**Exercise requirements**: Locate all lines in the data below that hold "Campylobacter" and show them.

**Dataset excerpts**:
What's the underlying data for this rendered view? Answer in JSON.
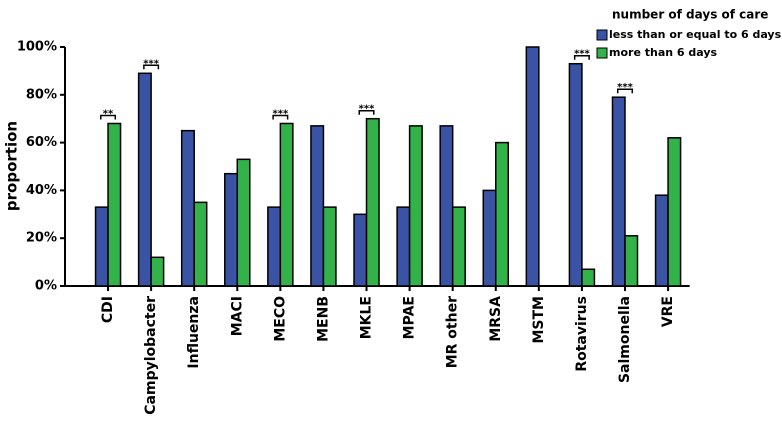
{
  "chart_data": {
    "type": "bar",
    "y_label": "proportion",
    "legend_title": "number of days of care",
    "categories": [
      "CDI",
      "Campylobacter",
      "Influenza",
      "MACI",
      "MECO",
      "MENB",
      "MKLE",
      "MPAE",
      "MR other",
      "MRSA",
      "MSTM",
      "Rotavirus",
      "Salmonella",
      "VRE"
    ],
    "series": [
      {
        "name": "less than or equal to 6 days",
        "color": "#3a53a4",
        "values": [
          33,
          89,
          65,
          47,
          33,
          67,
          30,
          33,
          67,
          40,
          100,
          93,
          79,
          38
        ]
      },
      {
        "name": "more than 6 days",
        "color": "#33b24a",
        "values": [
          68,
          12,
          35,
          53,
          68,
          33,
          70,
          67,
          33,
          60,
          0,
          7,
          21,
          62
        ]
      }
    ],
    "ylim": [
      0,
      100
    ],
    "yticks": [
      {
        "value": 0,
        "label": "0%"
      },
      {
        "value": 20,
        "label": "20%"
      },
      {
        "value": 40,
        "label": "40%"
      },
      {
        "value": 60,
        "label": "60%"
      },
      {
        "value": 80,
        "label": "80%"
      },
      {
        "value": 100,
        "label": "100%"
      }
    ],
    "annotations": [
      {
        "category": "CDI",
        "label": "**"
      },
      {
        "category": "Campylobacter",
        "label": "***"
      },
      {
        "category": "MECO",
        "label": "***"
      },
      {
        "category": "MKLE",
        "label": "***"
      },
      {
        "category": "Rotavirus",
        "label": "***"
      },
      {
        "category": "Salmonella",
        "label": "***"
      }
    ],
    "legend_position": "top-right"
  }
}
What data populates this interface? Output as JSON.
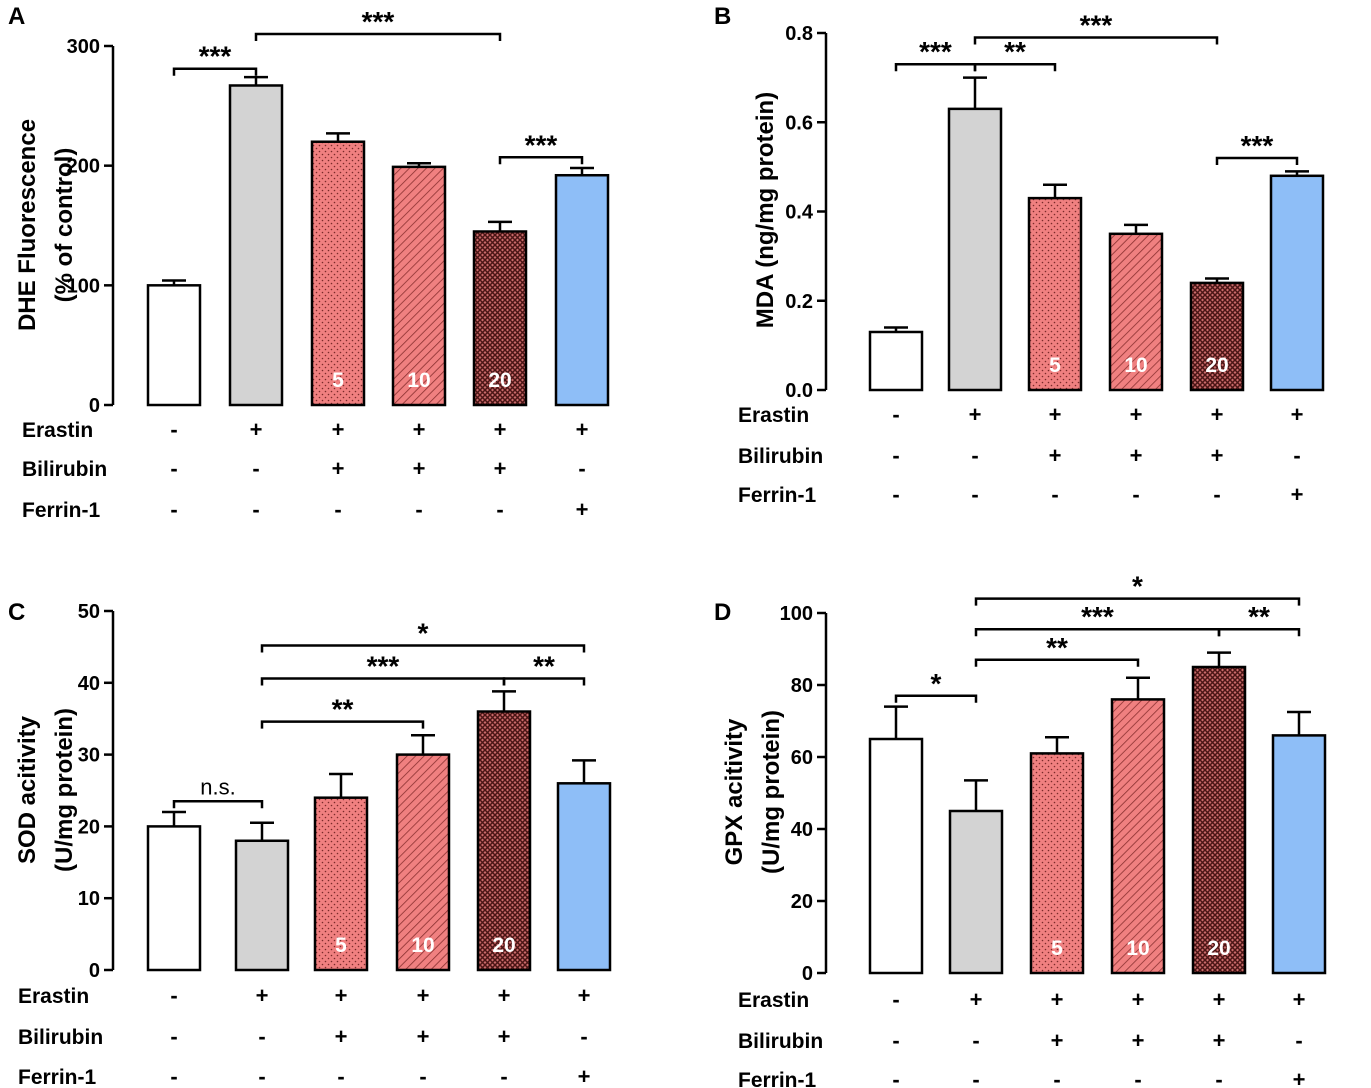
{
  "colors": {
    "control": "#ffffff",
    "erastin": "#d3d3d3",
    "bilirubin": "#f08080",
    "bilirubin_dark": "#6b2a2a",
    "ferrin": "#8ebef7",
    "axis": "#000000"
  },
  "chart_data": [
    {
      "id": "A",
      "panel_label": "A",
      "type": "bar",
      "title": "",
      "ylabel_lines": [
        "DHE Fluorescence",
        "(% of control)"
      ],
      "ylim": [
        0,
        300
      ],
      "yticks": [
        0,
        100,
        200,
        300
      ],
      "categories": [
        "Control",
        "Erastin",
        "Erastin + Bilirubin 5",
        "Erastin + Bilirubin 10",
        "Erastin + Bilirubin 20",
        "Erastin + Ferrin-1"
      ],
      "values": [
        100,
        267,
        220,
        199,
        145,
        192
      ],
      "errors": [
        4,
        7,
        7,
        3,
        8,
        6
      ],
      "bar_labels": [
        "",
        "",
        "5",
        "10",
        "20",
        ""
      ],
      "conditions": [
        {
          "label": "Erastin",
          "signs": [
            "-",
            "+",
            "+",
            "+",
            "+",
            "+"
          ]
        },
        {
          "label": "Bilirubin",
          "signs": [
            "-",
            "-",
            "+",
            "+",
            "+",
            "-"
          ]
        },
        {
          "label": "Ferrin-1",
          "signs": [
            "-",
            "-",
            "-",
            "-",
            "-",
            "+"
          ]
        }
      ],
      "significance": [
        {
          "label": "***",
          "from": 0,
          "to": 1,
          "value": 281
        },
        {
          "label": "***",
          "from": 1,
          "to": 4,
          "value": 310
        },
        {
          "label": "***",
          "from": 4,
          "to": 5,
          "value": 207
        }
      ]
    },
    {
      "id": "B",
      "panel_label": "B",
      "type": "bar",
      "title": "",
      "ylabel_lines": [
        "MDA (ng/mg protein)"
      ],
      "ylim": [
        0,
        0.8
      ],
      "yticks": [
        0.0,
        0.2,
        0.4,
        0.6,
        0.8
      ],
      "categories": [
        "Control",
        "Erastin",
        "Erastin + Bilirubin 5",
        "Erastin + Bilirubin 10",
        "Erastin + Bilirubin 20",
        "Erastin + Ferrin-1"
      ],
      "values": [
        0.13,
        0.63,
        0.43,
        0.35,
        0.24,
        0.48
      ],
      "errors": [
        0.01,
        0.07,
        0.03,
        0.02,
        0.01,
        0.01
      ],
      "bar_labels": [
        "",
        "",
        "5",
        "10",
        "20",
        ""
      ],
      "conditions": [
        {
          "label": "Erastin",
          "signs": [
            "-",
            "+",
            "+",
            "+",
            "+",
            "+"
          ]
        },
        {
          "label": "Bilirubin",
          "signs": [
            "-",
            "-",
            "+",
            "+",
            "+",
            "-"
          ]
        },
        {
          "label": "Ferrin-1",
          "signs": [
            "-",
            "-",
            "-",
            "-",
            "-",
            "+"
          ]
        }
      ],
      "significance": [
        {
          "label": "***",
          "from": 0,
          "to": 1,
          "value": 0.73
        },
        {
          "label": "**",
          "from": 1,
          "to": 2,
          "value": 0.73
        },
        {
          "label": "***",
          "from": 1,
          "to": 4,
          "value": 0.79
        },
        {
          "label": "***",
          "from": 4,
          "to": 5,
          "value": 0.52
        }
      ]
    },
    {
      "id": "C",
      "panel_label": "C",
      "type": "bar",
      "title": "",
      "ylabel_lines": [
        "SOD acitivity",
        "(U/mg protein)"
      ],
      "ylim": [
        0,
        50
      ],
      "yticks": [
        0,
        10,
        20,
        30,
        40,
        50
      ],
      "categories": [
        "Control",
        "Erastin",
        "Erastin + Bilirubin 5",
        "Erastin + Bilirubin 10",
        "Erastin + Bilirubin 20",
        "Erastin + Ferrin-1"
      ],
      "values": [
        20,
        18,
        24,
        30,
        36,
        26
      ],
      "errors": [
        2,
        2.5,
        3.3,
        2.7,
        2.8,
        3.2
      ],
      "bar_labels": [
        "",
        "",
        "5",
        "10",
        "20",
        ""
      ],
      "conditions": [
        {
          "label": "Erastin",
          "signs": [
            "-",
            "+",
            "+",
            "+",
            "+",
            "+"
          ]
        },
        {
          "label": "Bilirubin",
          "signs": [
            "-",
            "-",
            "+",
            "+",
            "+",
            "-"
          ]
        },
        {
          "label": "Ferrin-1",
          "signs": [
            "-",
            "-",
            "-",
            "-",
            "-",
            "+"
          ]
        }
      ],
      "significance": [
        {
          "label": "n.s.",
          "from": 0,
          "to": 1,
          "value": 23.5
        },
        {
          "label": "**",
          "from": 1,
          "to": 3,
          "value": 34.6
        },
        {
          "label": "***",
          "from": 1,
          "to": 4,
          "value": 40.6
        },
        {
          "label": "**",
          "from": 4,
          "to": 5,
          "value": 40.6
        },
        {
          "label": "*",
          "from": 1,
          "to": 5,
          "value": 45.2
        }
      ]
    },
    {
      "id": "D",
      "panel_label": "D",
      "type": "bar",
      "title": "",
      "ylabel_lines": [
        "GPX acitivity",
        "(U/mg protein)"
      ],
      "ylim": [
        0,
        100
      ],
      "yticks": [
        0,
        20,
        40,
        60,
        80,
        100
      ],
      "categories": [
        "Control",
        "Erastin",
        "Erastin + Bilirubin 5",
        "Erastin + Bilirubin 10",
        "Erastin + Bilirubin 20",
        "Erastin + Ferrin-1"
      ],
      "values": [
        65,
        45,
        61,
        76,
        85,
        66
      ],
      "errors": [
        9,
        8.5,
        4.5,
        6,
        4,
        6.5
      ],
      "bar_labels": [
        "",
        "",
        "5",
        "10",
        "20",
        ""
      ],
      "conditions": [
        {
          "label": "Erastin",
          "signs": [
            "-",
            "+",
            "+",
            "+",
            "+",
            "+"
          ]
        },
        {
          "label": "Bilirubin",
          "signs": [
            "-",
            "-",
            "+",
            "+",
            "+",
            "-"
          ]
        },
        {
          "label": "Ferrin-1",
          "signs": [
            "-",
            "-",
            "-",
            "-",
            "-",
            "+"
          ]
        }
      ],
      "significance": [
        {
          "label": "*",
          "from": 0,
          "to": 1,
          "value": 77
        },
        {
          "label": "**",
          "from": 1,
          "to": 3,
          "value": 87
        },
        {
          "label": "***",
          "from": 1,
          "to": 4,
          "value": 95.5
        },
        {
          "label": "**",
          "from": 4,
          "to": 5,
          "value": 95.5
        },
        {
          "label": "*",
          "from": 1,
          "to": 5,
          "value": 104
        }
      ]
    }
  ]
}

**Exercise result**:
      "Campylobacter",
        "category": "Campylobacter",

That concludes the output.